**Work instructions:** Check each line of the entries below for the string "Users"; copy every line where it appears.

Extracted records
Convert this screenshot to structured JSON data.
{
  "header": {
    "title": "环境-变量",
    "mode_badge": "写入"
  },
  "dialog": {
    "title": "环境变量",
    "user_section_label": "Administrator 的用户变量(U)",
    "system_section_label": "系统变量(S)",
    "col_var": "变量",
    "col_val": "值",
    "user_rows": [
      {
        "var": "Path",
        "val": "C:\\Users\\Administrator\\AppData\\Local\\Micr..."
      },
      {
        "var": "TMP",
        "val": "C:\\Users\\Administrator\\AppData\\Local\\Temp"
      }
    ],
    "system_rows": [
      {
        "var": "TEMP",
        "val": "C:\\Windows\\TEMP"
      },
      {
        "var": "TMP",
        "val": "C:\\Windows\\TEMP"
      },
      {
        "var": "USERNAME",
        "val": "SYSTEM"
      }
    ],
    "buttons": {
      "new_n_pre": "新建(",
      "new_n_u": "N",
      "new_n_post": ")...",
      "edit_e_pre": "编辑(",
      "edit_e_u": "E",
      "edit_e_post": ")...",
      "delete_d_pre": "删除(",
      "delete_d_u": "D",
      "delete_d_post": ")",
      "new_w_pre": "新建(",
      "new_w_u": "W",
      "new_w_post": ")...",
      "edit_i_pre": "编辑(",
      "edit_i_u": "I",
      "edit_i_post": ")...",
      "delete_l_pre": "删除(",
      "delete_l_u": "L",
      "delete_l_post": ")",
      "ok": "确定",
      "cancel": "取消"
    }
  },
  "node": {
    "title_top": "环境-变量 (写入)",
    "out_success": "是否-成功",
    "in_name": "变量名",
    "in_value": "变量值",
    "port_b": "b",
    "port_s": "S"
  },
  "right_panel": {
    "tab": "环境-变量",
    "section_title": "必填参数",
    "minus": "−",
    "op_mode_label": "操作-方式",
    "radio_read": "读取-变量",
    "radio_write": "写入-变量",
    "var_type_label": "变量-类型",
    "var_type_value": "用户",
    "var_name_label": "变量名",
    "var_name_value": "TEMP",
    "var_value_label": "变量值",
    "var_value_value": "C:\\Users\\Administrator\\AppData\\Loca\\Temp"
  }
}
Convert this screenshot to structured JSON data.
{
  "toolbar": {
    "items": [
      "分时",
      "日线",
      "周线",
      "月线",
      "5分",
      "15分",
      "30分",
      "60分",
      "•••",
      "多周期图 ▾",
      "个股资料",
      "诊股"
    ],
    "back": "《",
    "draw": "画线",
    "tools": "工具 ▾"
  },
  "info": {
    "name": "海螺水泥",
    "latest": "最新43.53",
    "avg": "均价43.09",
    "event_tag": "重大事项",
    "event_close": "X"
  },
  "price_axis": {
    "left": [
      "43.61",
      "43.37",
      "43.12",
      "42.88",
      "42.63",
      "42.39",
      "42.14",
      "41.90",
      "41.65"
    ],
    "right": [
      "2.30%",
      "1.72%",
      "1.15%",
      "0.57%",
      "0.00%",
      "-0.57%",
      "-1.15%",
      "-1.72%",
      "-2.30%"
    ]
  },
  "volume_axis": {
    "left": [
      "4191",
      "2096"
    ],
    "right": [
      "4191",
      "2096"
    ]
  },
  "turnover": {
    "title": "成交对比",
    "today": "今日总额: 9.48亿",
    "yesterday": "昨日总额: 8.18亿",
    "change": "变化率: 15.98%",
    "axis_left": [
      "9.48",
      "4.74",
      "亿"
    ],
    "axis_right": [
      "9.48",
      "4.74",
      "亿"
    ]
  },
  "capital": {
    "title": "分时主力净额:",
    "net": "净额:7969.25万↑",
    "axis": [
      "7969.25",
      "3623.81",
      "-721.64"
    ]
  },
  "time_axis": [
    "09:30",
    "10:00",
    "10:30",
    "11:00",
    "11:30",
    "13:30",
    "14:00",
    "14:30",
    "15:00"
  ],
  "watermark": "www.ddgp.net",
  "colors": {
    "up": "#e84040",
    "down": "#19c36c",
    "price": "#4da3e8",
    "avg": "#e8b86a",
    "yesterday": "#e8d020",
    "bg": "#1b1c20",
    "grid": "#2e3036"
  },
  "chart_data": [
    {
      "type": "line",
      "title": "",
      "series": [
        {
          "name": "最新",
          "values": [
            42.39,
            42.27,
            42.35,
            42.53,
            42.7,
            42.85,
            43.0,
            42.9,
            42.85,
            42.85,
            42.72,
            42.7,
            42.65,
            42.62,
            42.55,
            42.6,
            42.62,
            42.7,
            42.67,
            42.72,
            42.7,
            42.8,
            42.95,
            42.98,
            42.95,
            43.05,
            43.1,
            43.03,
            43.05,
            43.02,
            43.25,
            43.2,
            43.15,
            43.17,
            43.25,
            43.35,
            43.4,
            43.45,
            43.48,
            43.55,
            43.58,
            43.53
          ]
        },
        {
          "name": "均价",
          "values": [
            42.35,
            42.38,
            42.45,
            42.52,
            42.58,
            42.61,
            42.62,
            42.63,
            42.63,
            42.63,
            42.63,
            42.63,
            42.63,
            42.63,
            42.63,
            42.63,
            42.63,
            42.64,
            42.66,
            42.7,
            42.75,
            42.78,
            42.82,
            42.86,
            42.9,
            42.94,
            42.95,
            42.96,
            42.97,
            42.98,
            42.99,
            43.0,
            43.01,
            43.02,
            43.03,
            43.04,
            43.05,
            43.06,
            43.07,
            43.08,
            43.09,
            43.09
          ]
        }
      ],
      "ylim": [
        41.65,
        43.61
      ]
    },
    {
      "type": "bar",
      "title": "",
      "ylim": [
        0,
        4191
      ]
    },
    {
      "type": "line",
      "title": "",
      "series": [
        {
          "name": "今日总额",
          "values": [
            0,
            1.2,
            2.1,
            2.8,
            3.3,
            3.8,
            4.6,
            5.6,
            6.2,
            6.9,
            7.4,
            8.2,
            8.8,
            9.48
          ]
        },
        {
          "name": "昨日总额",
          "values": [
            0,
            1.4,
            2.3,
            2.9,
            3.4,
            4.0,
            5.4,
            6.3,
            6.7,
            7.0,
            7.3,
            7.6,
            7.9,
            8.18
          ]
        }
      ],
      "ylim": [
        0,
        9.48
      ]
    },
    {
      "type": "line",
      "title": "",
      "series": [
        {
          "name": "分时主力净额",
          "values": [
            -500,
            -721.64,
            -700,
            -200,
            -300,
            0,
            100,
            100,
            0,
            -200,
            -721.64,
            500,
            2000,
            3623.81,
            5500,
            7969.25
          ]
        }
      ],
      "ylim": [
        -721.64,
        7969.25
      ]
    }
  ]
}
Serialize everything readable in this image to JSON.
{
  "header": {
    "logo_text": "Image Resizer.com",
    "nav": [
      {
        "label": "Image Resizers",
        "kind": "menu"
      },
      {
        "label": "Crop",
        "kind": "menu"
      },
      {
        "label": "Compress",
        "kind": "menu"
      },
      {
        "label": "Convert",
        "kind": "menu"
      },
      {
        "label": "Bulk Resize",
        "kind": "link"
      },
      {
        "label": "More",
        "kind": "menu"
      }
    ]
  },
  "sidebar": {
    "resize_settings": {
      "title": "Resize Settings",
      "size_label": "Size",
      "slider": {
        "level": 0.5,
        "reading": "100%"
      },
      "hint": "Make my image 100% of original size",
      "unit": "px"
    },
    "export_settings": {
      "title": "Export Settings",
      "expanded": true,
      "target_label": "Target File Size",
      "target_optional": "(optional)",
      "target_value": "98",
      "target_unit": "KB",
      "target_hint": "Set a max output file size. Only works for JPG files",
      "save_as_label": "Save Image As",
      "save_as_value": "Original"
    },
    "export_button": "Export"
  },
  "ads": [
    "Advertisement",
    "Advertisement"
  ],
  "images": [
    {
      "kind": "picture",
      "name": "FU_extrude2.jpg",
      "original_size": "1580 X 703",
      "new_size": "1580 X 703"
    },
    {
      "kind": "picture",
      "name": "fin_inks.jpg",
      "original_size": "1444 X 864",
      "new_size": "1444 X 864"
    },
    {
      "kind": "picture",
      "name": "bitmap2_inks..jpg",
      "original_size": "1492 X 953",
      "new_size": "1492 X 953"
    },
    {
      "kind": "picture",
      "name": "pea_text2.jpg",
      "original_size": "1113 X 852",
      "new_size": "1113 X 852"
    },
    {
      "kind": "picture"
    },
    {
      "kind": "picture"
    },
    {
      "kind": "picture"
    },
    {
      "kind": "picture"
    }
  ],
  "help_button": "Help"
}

**Solved exercise:**
        "val": "C:\\Users\\Administrator\\AppData\\Local\\Micr..."
        "val": "C:\\Users\\Administrator\\AppData\\Local\\Temp"
    "var_value_value": "C:\\Users\\Administrator\\AppData\\Loca\\Temp"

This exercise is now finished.